Using the records provided below, locate and copy each line that contains the word "color".

* _Some records_
=-=-=
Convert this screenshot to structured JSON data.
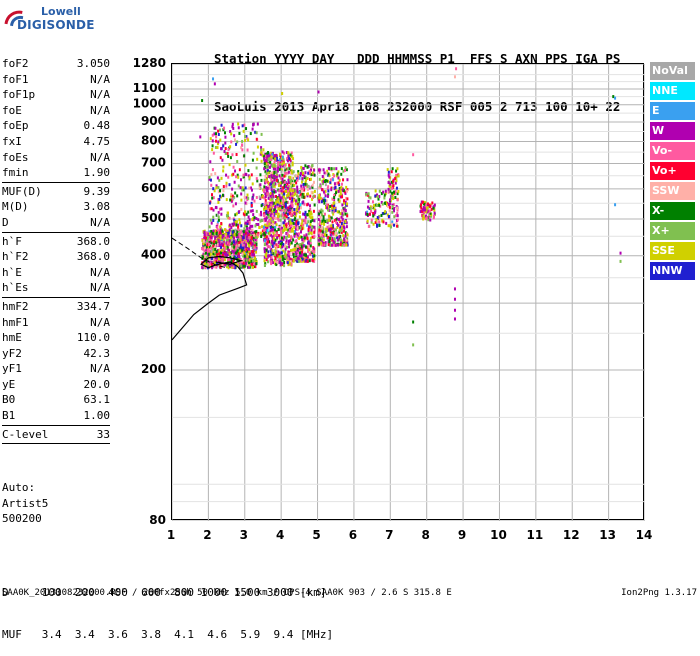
{
  "logo": {
    "line1": "Lowell",
    "line2": "DIGISONDE"
  },
  "header": {
    "line1": "Station YYYY DAY   DDD HHMMSS P1  FFS S AXN PPS IGA PS",
    "line2": "SaoLuis 2013 Apr18 108 232000 RSF 005 2 713 100 10+ 22"
  },
  "params": {
    "group1": [
      {
        "name": "foF2",
        "value": "3.050"
      },
      {
        "name": "foF1",
        "value": "N/A"
      },
      {
        "name": "foF1p",
        "value": "N/A"
      },
      {
        "name": "foE",
        "value": "N/A"
      },
      {
        "name": "foEp",
        "value": "0.48"
      },
      {
        "name": "fxI",
        "value": "4.75"
      },
      {
        "name": "foEs",
        "value": "N/A"
      },
      {
        "name": "fmin",
        "value": "1.90"
      }
    ],
    "group2": [
      {
        "name": "MUF(D)",
        "value": "9.39"
      },
      {
        "name": "M(D)",
        "value": "3.08"
      },
      {
        "name": "D",
        "value": "N/A"
      }
    ],
    "group3": [
      {
        "name": "h`F",
        "value": "368.0"
      },
      {
        "name": "h`F2",
        "value": "368.0"
      },
      {
        "name": "h`E",
        "value": "N/A"
      },
      {
        "name": "h`Es",
        "value": "N/A"
      }
    ],
    "group4": [
      {
        "name": "hmF2",
        "value": "334.7"
      },
      {
        "name": "hmF1",
        "value": "N/A"
      },
      {
        "name": "hmE",
        "value": "110.0"
      },
      {
        "name": "yF2",
        "value": "42.3"
      },
      {
        "name": "yF1",
        "value": "N/A"
      },
      {
        "name": "yE",
        "value": "20.0"
      },
      {
        "name": "B0",
        "value": "63.1"
      },
      {
        "name": "B1",
        "value": "1.00"
      }
    ],
    "group5": [
      {
        "name": "C-level",
        "value": "33"
      }
    ]
  },
  "auto": {
    "line1": "Auto:",
    "line2": "Artist5",
    "line3": "500200"
  },
  "legend": [
    {
      "label": "NoVal",
      "color": "#a8a8a8"
    },
    {
      "label": "NNE",
      "color": "#00e8ff"
    },
    {
      "label": "E",
      "color": "#3aa0f0"
    },
    {
      "label": "W",
      "color": "#b000b0"
    },
    {
      "label": "Vo-",
      "color": "#ff5aa0"
    },
    {
      "label": "Vo+",
      "color": "#ff0030"
    },
    {
      "label": "SSW",
      "color": "#ffb0a8"
    },
    {
      "label": "X-",
      "color": "#008000"
    },
    {
      "label": "X+",
      "color": "#80c050"
    },
    {
      "label": "SSE",
      "color": "#d0d000"
    },
    {
      "label": "NNW",
      "color": "#2020d0"
    }
  ],
  "bottom": {
    "line1": "D     100  200  400  600  800 1000 1500 3000 [km]",
    "line2": "MUF   3.4  3.4  3.6  3.8  4.1  4.6  5.9  9.4 [MHz]"
  },
  "footer": {
    "left": "SAA0K_2013108232000.RSF / 260fx256h 50 kHz 5.0 km / DPS-4 SAA0K 903 / 2.6 S 315.8 E",
    "right": "Ion2Png 1.3.17"
  },
  "chart_data": {
    "type": "scatter",
    "title": "",
    "xlabel": "",
    "ylabel": "",
    "xlim": [
      1,
      14
    ],
    "ylim": [
      80,
      1280
    ],
    "y_scale": "log",
    "grid": true,
    "x_ticks": [
      1,
      2,
      3,
      4,
      5,
      6,
      7,
      8,
      9,
      10,
      11,
      12,
      13,
      14
    ],
    "y_ticks": [
      80,
      200,
      300,
      400,
      500,
      600,
      700,
      800,
      900,
      1000,
      1100,
      1280
    ],
    "echo_clusters": [
      {
        "x_range": [
          1.8,
          3.3
        ],
        "y_range": [
          375,
          470
        ],
        "density": "high"
      },
      {
        "x_range": [
          2.0,
          3.5
        ],
        "y_range": [
          450,
          900
        ],
        "density": "medium"
      },
      {
        "x_range": [
          3.5,
          4.3
        ],
        "y_range": [
          380,
          760
        ],
        "density": "high"
      },
      {
        "x_range": [
          4.3,
          4.9
        ],
        "y_range": [
          390,
          700
        ],
        "density": "medium"
      },
      {
        "x_range": [
          5.0,
          5.8
        ],
        "y_range": [
          430,
          690
        ],
        "density": "medium"
      },
      {
        "x_range": [
          6.3,
          6.9
        ],
        "y_range": [
          480,
          600
        ],
        "density": "low"
      },
      {
        "x_range": [
          6.9,
          7.2
        ],
        "y_range": [
          480,
          690
        ],
        "density": "low"
      },
      {
        "x_range": [
          7.8,
          8.2
        ],
        "y_range": [
          500,
          560
        ],
        "density": "low"
      }
    ],
    "scaled_trace": [
      {
        "x": 1.0,
        "y": 240
      },
      {
        "x": 1.6,
        "y": 280
      },
      {
        "x": 2.0,
        "y": 300
      },
      {
        "x": 2.3,
        "y": 315
      },
      {
        "x": 2.8,
        "y": 328
      },
      {
        "x": 3.05,
        "y": 335
      },
      {
        "x": 2.95,
        "y": 360
      },
      {
        "x": 2.8,
        "y": 375
      },
      {
        "x": 2.6,
        "y": 385
      },
      {
        "x": 2.4,
        "y": 382
      },
      {
        "x": 2.2,
        "y": 378
      },
      {
        "x": 2.0,
        "y": 372
      },
      {
        "x": 1.8,
        "y": 380
      },
      {
        "x": 2.0,
        "y": 395
      },
      {
        "x": 2.3,
        "y": 398
      },
      {
        "x": 2.6,
        "y": 395
      },
      {
        "x": 2.9,
        "y": 388
      },
      {
        "x": 2.6,
        "y": 380
      },
      {
        "x": 2.2,
        "y": 385
      }
    ],
    "dashed_trace": [
      {
        "x": 1.0,
        "y": 445
      },
      {
        "x": 1.4,
        "y": 420
      },
      {
        "x": 1.8,
        "y": 395
      },
      {
        "x": 2.2,
        "y": 378
      },
      {
        "x": 2.5,
        "y": 372
      }
    ]
  }
}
=-=-=
* _RESPONSE FOR THIS EXERCISE_
      "color": "#a8a8a8"
      "color": "#00e8ff"
      "color": "#3aa0f0"
      "color": "#b000b0"
      "color": "#ff5aa0"
      "color": "#ff0030"
      "color": "#ffb0a8"
      "color": "#008000"
      "color": "#80c050"
      "color": "#d0d000"
      "color": "#2020d0"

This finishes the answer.